→ **Written instruction**
Using the data beneath, show every line that includes the word "icon".

→ **Recorded data**
================================
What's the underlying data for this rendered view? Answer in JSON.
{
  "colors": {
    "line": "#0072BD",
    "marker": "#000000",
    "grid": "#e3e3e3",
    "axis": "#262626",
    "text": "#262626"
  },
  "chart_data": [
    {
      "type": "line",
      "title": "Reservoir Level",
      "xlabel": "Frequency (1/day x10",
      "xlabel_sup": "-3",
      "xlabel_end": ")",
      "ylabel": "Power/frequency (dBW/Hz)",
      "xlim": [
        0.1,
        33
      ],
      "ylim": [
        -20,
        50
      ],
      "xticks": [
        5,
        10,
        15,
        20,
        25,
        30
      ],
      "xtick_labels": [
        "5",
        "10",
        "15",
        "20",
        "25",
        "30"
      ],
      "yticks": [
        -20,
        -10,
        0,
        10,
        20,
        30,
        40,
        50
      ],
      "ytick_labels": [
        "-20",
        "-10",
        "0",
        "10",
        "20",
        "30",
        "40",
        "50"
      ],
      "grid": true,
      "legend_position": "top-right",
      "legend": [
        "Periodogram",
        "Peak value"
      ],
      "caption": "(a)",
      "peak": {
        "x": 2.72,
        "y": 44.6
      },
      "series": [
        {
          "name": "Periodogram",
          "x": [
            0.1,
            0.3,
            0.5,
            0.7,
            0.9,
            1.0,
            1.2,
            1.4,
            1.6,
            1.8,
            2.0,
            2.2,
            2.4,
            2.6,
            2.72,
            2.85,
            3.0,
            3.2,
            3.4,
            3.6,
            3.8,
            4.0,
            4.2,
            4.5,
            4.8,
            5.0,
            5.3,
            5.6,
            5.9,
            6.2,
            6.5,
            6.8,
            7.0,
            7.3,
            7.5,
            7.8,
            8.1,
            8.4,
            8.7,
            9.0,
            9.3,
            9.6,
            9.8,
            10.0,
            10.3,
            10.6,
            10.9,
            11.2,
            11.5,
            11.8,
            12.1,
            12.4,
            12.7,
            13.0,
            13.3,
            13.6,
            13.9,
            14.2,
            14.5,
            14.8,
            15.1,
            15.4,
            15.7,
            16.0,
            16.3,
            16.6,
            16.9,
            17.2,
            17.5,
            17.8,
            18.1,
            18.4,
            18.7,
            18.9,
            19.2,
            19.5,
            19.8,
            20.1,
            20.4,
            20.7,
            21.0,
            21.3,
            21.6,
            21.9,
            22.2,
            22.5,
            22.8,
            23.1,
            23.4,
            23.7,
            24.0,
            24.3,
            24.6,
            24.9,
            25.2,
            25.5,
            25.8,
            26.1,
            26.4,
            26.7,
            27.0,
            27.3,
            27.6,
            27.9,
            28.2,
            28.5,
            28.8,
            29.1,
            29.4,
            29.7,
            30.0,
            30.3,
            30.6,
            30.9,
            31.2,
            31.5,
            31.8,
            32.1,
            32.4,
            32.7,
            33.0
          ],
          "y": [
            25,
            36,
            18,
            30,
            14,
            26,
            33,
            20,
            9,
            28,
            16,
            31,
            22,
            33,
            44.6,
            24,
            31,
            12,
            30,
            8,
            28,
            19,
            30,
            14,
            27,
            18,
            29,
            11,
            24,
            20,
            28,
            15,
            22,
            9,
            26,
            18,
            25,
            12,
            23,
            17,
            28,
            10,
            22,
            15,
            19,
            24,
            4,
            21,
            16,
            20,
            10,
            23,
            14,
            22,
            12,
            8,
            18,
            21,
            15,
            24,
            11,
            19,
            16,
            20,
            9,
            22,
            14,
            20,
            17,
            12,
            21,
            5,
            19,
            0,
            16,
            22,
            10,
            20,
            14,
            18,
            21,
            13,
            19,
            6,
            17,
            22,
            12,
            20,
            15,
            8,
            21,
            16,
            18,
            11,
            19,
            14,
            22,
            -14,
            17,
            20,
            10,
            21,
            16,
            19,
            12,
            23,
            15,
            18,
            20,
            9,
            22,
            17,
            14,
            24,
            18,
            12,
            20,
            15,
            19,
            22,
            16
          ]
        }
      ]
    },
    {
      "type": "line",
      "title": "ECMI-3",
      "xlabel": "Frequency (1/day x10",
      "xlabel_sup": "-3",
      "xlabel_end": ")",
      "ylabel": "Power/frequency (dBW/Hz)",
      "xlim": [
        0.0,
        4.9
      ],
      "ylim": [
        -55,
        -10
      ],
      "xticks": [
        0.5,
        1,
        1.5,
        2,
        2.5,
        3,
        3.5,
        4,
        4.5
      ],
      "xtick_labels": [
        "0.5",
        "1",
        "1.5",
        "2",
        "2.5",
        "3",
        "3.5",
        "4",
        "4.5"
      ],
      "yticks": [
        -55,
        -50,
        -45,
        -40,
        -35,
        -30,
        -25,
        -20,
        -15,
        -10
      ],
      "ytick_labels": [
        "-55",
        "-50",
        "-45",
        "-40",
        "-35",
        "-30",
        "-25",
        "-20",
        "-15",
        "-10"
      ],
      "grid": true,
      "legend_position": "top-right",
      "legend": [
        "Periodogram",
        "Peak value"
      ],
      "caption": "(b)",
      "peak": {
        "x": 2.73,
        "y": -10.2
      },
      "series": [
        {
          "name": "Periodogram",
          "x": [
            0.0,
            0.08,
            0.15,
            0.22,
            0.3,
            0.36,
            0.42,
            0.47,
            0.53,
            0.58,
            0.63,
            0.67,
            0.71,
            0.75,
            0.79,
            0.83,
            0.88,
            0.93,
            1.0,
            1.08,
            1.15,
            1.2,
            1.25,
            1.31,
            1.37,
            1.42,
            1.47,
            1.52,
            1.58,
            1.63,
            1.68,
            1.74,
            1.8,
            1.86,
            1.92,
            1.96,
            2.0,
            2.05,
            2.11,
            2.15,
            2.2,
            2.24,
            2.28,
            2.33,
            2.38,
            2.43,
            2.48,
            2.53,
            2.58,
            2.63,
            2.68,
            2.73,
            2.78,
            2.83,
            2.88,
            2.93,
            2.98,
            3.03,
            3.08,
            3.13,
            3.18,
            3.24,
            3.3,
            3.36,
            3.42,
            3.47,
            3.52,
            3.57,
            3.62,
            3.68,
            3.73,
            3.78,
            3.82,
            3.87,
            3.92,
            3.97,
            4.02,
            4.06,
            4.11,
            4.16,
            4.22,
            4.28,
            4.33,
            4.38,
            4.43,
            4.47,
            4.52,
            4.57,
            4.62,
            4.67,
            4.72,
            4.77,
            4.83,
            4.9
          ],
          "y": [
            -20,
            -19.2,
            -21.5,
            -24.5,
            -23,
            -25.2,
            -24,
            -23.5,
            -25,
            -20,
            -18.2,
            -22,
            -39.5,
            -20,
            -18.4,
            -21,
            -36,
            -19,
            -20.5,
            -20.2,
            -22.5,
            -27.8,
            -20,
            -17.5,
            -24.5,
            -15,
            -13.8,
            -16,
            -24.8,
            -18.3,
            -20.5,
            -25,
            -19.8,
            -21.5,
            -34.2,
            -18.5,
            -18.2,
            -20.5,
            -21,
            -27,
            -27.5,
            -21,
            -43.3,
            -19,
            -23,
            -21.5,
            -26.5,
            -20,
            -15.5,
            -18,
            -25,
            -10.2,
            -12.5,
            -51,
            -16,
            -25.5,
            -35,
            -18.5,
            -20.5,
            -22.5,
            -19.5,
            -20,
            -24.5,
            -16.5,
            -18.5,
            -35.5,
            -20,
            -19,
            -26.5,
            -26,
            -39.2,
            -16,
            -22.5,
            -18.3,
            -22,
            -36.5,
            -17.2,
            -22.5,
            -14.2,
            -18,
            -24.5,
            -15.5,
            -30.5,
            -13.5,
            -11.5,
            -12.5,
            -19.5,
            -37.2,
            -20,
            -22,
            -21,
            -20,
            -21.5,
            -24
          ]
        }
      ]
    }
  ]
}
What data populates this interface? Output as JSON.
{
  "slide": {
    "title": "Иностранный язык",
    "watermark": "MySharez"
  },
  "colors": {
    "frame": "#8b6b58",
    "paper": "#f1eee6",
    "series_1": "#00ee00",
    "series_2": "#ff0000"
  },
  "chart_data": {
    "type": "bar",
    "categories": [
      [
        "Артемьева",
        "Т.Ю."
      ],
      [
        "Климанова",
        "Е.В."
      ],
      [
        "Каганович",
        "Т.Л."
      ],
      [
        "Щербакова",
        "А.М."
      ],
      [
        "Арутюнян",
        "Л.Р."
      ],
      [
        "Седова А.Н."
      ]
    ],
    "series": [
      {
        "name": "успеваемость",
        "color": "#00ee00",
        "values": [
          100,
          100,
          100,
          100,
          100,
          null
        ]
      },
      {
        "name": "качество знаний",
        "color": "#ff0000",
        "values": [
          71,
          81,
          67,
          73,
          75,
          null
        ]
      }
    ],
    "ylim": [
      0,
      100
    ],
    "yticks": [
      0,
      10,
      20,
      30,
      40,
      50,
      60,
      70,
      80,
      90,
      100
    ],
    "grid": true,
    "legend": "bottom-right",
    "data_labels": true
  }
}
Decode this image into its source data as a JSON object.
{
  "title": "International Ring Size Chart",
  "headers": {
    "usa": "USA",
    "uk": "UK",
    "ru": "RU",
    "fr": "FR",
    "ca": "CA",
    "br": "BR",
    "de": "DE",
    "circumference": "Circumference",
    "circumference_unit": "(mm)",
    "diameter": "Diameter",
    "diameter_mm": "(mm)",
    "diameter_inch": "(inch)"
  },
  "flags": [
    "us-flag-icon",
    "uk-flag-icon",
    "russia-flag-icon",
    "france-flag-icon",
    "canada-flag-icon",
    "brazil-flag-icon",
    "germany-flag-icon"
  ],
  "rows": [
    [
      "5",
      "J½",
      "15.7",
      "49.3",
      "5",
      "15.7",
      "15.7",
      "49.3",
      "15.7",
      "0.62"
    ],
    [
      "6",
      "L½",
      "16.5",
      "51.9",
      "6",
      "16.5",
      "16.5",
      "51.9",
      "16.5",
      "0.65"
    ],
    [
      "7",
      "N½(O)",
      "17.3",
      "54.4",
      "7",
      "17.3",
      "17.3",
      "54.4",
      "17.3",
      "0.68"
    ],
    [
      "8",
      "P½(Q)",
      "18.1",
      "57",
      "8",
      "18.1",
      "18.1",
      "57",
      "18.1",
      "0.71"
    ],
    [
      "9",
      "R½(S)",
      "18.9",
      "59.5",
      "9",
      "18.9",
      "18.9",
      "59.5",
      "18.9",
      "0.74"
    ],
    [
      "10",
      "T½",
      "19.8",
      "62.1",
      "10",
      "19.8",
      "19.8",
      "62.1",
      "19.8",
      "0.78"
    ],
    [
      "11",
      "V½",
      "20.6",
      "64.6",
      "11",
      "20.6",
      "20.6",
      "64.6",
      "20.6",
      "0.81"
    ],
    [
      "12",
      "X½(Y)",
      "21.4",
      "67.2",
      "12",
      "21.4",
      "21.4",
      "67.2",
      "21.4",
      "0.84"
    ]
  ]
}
================================
→ **Final result**
    "us-flag-icon",
    "uk-flag-icon",
    "russia-flag-icon",
    "france-flag-icon",
    "canada-flag-icon",
    "brazil-flag-icon",
    "germany-flag-icon"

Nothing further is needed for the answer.